## Task directions
Leave out the pictures, then reproduce the rest of the material exactly.

## Data supplied

--

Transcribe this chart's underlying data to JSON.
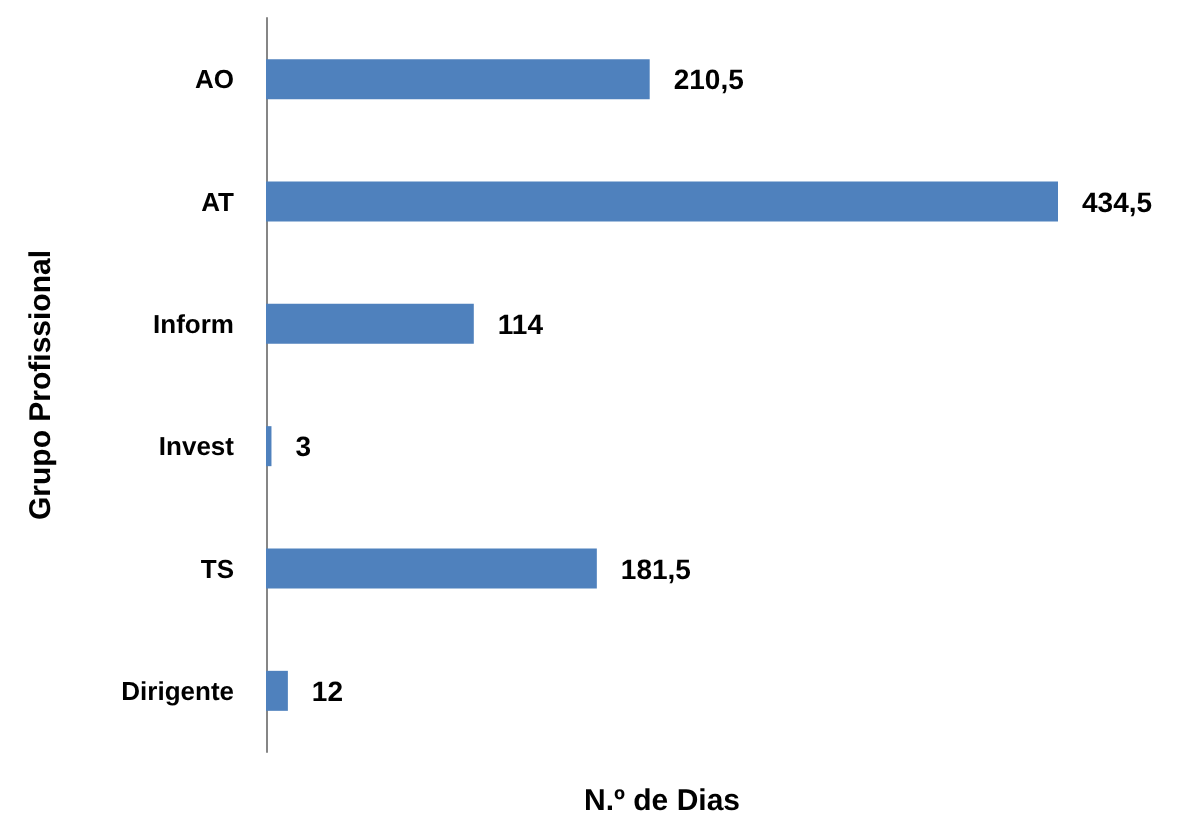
{
  "chart_data": {
    "type": "bar",
    "orientation": "horizontal",
    "xlabel": "N.º de Dias",
    "ylabel": "Grupo Profissional",
    "categories": [
      "AO",
      "AT",
      "Inform",
      "Invest",
      "TS",
      "Dirigente"
    ],
    "values": [
      210.5,
      434.5,
      114,
      3,
      181.5,
      12
    ],
    "value_labels": [
      "210,5",
      "434,5",
      "114",
      "3",
      "181,5",
      "12"
    ],
    "color": "#4f81bd"
  }
}
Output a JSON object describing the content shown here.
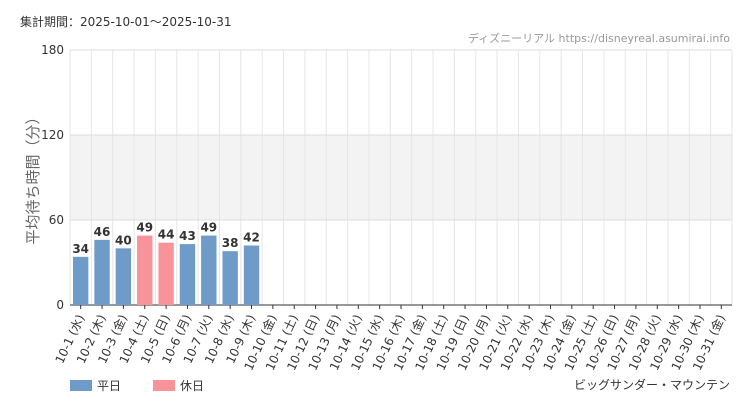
{
  "header": "集計期間：2025-10-01～2025-10-31",
  "source": "ディズニーリアル https://disneyreal.asumirai.info",
  "chart_data": {
    "type": "bar",
    "y_label": "平均待ち時間（分）",
    "caption": "ビッグサンダー・マウンテン",
    "categories": [
      "10-1 (水)",
      "10-2 (木)",
      "10-3 (金)",
      "10-4 (土)",
      "10-5 (日)",
      "10-6 (月)",
      "10-7 (火)",
      "10-8 (水)",
      "10-9 (木)",
      "10-10 (金)",
      "10-11 (土)",
      "10-12 (日)",
      "10-13 (月)",
      "10-14 (火)",
      "10-15 (水)",
      "10-16 (木)",
      "10-17 (金)",
      "10-18 (土)",
      "10-19 (日)",
      "10-20 (月)",
      "10-21 (火)",
      "10-22 (水)",
      "10-23 (木)",
      "10-24 (金)",
      "10-25 (土)",
      "10-26 (日)",
      "10-27 (月)",
      "10-28 (火)",
      "10-29 (水)",
      "10-30 (木)",
      "10-31 (金)"
    ],
    "category_colors": [
      "#333333",
      "#333333",
      "#333333",
      "#f07f86",
      "#f07f86",
      "#333333",
      "#333333",
      "#333333",
      "#333333",
      "#333333",
      "#f07f86",
      "#f07f86",
      "#f07f86",
      "#333333",
      "#333333",
      "#333333",
      "#333333",
      "#f07f86",
      "#f07f86",
      "#333333",
      "#333333",
      "#333333",
      "#333333",
      "#333333",
      "#f07f86",
      "#f07f86",
      "#333333",
      "#333333",
      "#333333",
      "#333333",
      "#333333"
    ],
    "series": [
      {
        "name": "平日",
        "color": "#6f9bc8",
        "label_color": "#4a7fb5",
        "values": [
          34,
          46,
          40,
          null,
          null,
          43,
          49,
          38,
          42,
          null,
          null,
          null,
          null,
          null,
          null,
          null,
          null,
          null,
          null,
          null,
          null,
          null,
          null,
          null,
          null,
          null,
          null,
          null,
          null,
          null,
          null
        ]
      },
      {
        "name": "休日",
        "color": "#f9939a",
        "label_color": "#f07f86",
        "values": [
          null,
          null,
          null,
          49,
          44,
          null,
          null,
          null,
          null,
          null,
          null,
          null,
          null,
          null,
          null,
          null,
          null,
          null,
          null,
          null,
          null,
          null,
          null,
          null,
          null,
          null,
          null,
          null,
          null,
          null,
          null
        ]
      }
    ],
    "ylim": [
      0,
      180
    ],
    "yticks": [
      0,
      60,
      120,
      180
    ],
    "grid": true
  }
}
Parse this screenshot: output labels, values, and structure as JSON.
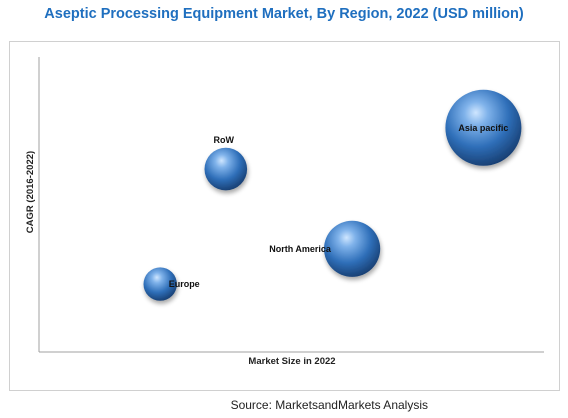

--

## Task result
Transcribe this chart's underlying data to JSON.
{
  "chart_data": {
    "type": "bar",
    "orientation": "horizontal",
    "xlabel": "N.º de Dias",
    "ylabel": "Grupo Profissional",
    "categories": [
      "AO",
      "AT",
      "Inform",
      "Invest",
      "TS",
      "Dirigente"
    ],
    "values": [
      210.5,
      434.5,
      114,
      3,
      181.5,
      12
    ],
    "value_labels": [
      "210,5",
      "434,5",
      "114",
      "3",
      "181,5",
      "12"
    ],
    "color": "#4f81bd"
  }
}
Output a JSON object describing the content shown here.
{
  "header": "集計期間：2025-10-01～2025-10-31",
  "source": "ディズニーリアル https://disneyreal.asumirai.info",
  "chart_data": {
    "type": "bar",
    "y_label": "平均待ち時間（分）",
    "caption": "ビッグサンダー・マウンテン",
    "categories": [
      "10-1 (水)",
      "10-2 (木)",
      "10-3 (金)",
      "10-4 (土)",
      "10-5 (日)",
      "10-6 (月)",
      "10-7 (火)",
      "10-8 (水)",
      "10-9 (木)",
      "10-10 (金)",
      "10-11 (土)",
      "10-12 (日)",
      "10-13 (月)",
      "10-14 (火)",
      "10-15 (水)",
      "10-16 (木)",
      "10-17 (金)",
      "10-18 (土)",
      "10-19 (日)",
      "10-20 (月)",
      "10-21 (火)",
      "10-22 (水)",
      "10-23 (木)",
      "10-24 (金)",
      "10-25 (土)",
      "10-26 (日)",
      "10-27 (月)",
      "10-28 (火)",
      "10-29 (水)",
      "10-30 (木)",
      "10-31 (金)"
    ],
    "category_colors": [
      "#333333",
      "#333333",
      "#333333",
      "#f07f86",
      "#f07f86",
      "#333333",
      "#333333",
      "#333333",
      "#333333",
      "#333333",
      "#f07f86",
      "#f07f86",
      "#f07f86",
      "#333333",
      "#333333",
      "#333333",
      "#333333",
      "#f07f86",
      "#f07f86",
      "#333333",
      "#333333",
      "#333333",
      "#333333",
      "#333333",
      "#f07f86",
      "#f07f86",
      "#333333",
      "#333333",
      "#333333",
      "#333333",
      "#333333"
    ],
    "series": [
      {
        "name": "平日",
        "color": "#6f9bc8",
        "label_color": "#4a7fb5",
        "values": [
          34,
          46,
          40,
          null,
          null,
          43,
          49,
          38,
          42,
          null,
          null,
          null,
          null,
          null,
          null,
          null,
          null,
          null,
          null,
          null,
          null,
          null,
          null,
          null,
          null,
          null,
          null,
          null,
          null,
          null,
          null
        ]
      },
      {
        "name": "休日",
        "color": "#f9939a",
        "label_color": "#f07f86",
        "values": [
          null,
          null,
          null,
          49,
          44,
          null,
          null,
          null,
          null,
          null,
          null,
          null,
          null,
          null,
          null,
          null,
          null,
          null,
          null,
          null,
          null,
          null,
          null,
          null,
          null,
          null,
          null,
          null,
          null,
          null,
          null
        ]
      }
    ],
    "ylim": [
      0,
      180
    ],
    "yticks": [
      0,
      60,
      120,
      180
    ],
    "grid": true
  }
}
Parse this screenshot: output labels, values, and structure as JSON.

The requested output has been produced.